- [Entries supplied]
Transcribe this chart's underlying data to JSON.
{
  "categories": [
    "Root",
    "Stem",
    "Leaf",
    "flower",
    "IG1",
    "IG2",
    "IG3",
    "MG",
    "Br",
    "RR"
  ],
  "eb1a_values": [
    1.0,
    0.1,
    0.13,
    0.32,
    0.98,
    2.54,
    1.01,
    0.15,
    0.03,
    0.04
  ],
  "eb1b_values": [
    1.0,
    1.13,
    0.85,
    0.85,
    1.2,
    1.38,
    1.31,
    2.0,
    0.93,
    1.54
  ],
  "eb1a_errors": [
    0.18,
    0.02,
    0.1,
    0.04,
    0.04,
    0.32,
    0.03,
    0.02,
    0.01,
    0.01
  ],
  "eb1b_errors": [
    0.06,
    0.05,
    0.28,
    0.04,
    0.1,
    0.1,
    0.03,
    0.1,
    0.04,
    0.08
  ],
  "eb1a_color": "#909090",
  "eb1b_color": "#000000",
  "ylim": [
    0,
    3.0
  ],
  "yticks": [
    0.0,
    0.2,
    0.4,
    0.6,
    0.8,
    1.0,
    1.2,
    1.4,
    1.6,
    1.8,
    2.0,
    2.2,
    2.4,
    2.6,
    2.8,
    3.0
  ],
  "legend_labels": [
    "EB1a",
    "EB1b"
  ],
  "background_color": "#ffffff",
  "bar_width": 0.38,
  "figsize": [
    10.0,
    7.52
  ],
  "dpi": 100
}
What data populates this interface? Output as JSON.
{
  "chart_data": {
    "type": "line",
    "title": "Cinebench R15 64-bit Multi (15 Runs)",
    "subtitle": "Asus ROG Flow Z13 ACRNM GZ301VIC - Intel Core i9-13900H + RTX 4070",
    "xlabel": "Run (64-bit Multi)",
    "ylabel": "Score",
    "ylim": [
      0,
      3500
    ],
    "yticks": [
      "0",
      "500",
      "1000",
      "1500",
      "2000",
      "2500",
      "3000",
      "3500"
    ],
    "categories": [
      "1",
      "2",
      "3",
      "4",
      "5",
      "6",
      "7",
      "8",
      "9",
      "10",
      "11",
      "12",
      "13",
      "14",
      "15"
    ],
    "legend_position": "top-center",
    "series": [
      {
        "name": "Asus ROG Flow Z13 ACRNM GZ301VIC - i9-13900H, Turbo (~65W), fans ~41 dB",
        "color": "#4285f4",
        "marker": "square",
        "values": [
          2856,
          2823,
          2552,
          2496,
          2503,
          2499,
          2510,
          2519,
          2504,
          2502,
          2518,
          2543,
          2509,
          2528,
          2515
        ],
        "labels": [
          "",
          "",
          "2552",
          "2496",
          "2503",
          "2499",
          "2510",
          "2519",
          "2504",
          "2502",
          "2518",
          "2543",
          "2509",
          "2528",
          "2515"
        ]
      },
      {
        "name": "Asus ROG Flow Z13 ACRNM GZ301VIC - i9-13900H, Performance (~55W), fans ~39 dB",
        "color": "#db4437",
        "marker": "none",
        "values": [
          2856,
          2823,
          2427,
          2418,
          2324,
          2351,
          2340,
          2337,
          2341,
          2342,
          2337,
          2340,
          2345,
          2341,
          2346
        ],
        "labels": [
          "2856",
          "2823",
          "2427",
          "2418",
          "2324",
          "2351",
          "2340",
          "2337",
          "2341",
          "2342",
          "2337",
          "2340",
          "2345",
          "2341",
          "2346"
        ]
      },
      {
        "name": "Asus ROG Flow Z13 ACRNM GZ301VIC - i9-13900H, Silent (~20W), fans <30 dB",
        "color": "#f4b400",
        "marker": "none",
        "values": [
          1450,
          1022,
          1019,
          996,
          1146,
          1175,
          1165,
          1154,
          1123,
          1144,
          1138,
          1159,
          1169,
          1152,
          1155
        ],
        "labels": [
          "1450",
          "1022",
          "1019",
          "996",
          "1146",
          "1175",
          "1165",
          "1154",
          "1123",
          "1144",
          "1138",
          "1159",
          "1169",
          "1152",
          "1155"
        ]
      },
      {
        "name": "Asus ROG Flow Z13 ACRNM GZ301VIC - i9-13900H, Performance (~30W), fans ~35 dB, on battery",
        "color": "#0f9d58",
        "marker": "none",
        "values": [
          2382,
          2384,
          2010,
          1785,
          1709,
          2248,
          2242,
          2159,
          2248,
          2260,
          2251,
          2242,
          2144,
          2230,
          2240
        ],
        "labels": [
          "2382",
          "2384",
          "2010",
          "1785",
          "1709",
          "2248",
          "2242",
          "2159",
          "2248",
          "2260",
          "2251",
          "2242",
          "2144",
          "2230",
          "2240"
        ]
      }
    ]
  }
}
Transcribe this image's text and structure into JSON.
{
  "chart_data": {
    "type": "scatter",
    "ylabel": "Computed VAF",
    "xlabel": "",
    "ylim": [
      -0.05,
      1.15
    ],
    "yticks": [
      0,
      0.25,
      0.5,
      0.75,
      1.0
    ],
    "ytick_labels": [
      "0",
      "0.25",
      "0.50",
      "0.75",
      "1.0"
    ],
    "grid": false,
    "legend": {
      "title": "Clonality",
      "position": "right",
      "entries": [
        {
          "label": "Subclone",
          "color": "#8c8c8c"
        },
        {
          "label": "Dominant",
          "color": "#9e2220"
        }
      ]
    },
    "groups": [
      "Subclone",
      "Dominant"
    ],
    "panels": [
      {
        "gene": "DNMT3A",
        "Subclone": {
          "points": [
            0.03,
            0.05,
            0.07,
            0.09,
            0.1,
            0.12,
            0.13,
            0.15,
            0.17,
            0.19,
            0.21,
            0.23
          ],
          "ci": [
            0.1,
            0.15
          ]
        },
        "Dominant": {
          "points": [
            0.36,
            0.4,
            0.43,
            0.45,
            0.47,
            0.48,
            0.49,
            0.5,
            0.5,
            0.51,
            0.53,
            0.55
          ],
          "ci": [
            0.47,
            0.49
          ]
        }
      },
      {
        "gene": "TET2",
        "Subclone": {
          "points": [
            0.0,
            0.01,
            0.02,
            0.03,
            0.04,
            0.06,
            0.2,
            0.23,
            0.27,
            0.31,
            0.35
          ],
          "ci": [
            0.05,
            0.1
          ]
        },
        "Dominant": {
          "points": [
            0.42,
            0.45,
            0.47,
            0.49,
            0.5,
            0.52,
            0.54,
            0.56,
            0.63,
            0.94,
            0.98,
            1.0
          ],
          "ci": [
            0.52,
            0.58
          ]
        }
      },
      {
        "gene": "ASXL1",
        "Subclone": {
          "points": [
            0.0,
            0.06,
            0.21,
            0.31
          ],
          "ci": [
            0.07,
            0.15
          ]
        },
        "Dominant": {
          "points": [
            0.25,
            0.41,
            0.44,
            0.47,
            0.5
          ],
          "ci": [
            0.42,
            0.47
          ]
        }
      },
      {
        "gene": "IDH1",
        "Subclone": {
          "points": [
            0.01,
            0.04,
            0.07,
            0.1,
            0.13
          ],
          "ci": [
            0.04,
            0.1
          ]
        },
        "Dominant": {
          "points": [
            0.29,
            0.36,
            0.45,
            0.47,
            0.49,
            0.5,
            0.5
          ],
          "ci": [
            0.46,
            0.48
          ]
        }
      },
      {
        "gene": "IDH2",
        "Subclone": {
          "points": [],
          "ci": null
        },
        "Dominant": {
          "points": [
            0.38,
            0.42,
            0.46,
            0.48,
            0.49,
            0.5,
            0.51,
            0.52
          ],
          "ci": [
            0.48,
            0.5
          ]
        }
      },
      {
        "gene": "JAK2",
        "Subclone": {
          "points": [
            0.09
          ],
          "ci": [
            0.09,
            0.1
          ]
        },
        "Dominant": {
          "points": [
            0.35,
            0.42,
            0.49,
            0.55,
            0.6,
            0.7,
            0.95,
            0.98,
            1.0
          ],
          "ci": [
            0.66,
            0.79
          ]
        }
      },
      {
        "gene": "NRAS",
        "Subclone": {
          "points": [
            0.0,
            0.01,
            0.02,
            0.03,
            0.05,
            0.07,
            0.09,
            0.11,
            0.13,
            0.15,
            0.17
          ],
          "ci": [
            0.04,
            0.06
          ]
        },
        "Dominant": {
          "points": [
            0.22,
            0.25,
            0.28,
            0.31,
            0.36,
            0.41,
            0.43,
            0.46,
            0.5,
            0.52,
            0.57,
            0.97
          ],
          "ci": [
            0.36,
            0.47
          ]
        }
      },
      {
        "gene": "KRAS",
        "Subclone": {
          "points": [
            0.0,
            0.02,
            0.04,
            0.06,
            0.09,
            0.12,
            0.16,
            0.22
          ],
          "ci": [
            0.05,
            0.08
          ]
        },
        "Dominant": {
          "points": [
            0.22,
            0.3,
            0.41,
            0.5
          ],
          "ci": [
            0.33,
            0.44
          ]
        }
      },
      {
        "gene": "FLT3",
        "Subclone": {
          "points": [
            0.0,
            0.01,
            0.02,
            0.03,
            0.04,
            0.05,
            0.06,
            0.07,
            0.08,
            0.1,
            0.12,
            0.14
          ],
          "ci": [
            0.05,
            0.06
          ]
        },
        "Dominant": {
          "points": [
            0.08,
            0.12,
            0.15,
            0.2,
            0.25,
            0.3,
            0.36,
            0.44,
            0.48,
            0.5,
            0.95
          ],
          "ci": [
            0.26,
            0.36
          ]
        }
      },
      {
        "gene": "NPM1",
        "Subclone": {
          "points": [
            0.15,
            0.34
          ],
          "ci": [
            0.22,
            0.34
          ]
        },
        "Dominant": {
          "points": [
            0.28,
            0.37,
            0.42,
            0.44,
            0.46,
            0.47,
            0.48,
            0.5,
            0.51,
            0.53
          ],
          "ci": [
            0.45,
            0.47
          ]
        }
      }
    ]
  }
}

- [Task directions] Return each line that includes "fans".

- [Solution to the exercise]
        "name": "Asus ROG Flow Z13 ACRNM GZ301VIC - i9-13900H, Turbo (~65W), fans ~41 dB",
        "name": "Asus ROG Flow Z13 ACRNM GZ301VIC - i9-13900H, Performance (~55W), fans ~39 dB",
        "name": "Asus ROG Flow Z13 ACRNM GZ301VIC - i9-13900H, Silent (~20W), fans <30 dB",
        "name": "Asus ROG Flow Z13 ACRNM GZ301VIC - i9-13900H, Performance (~30W), fans ~35 dB, on battery",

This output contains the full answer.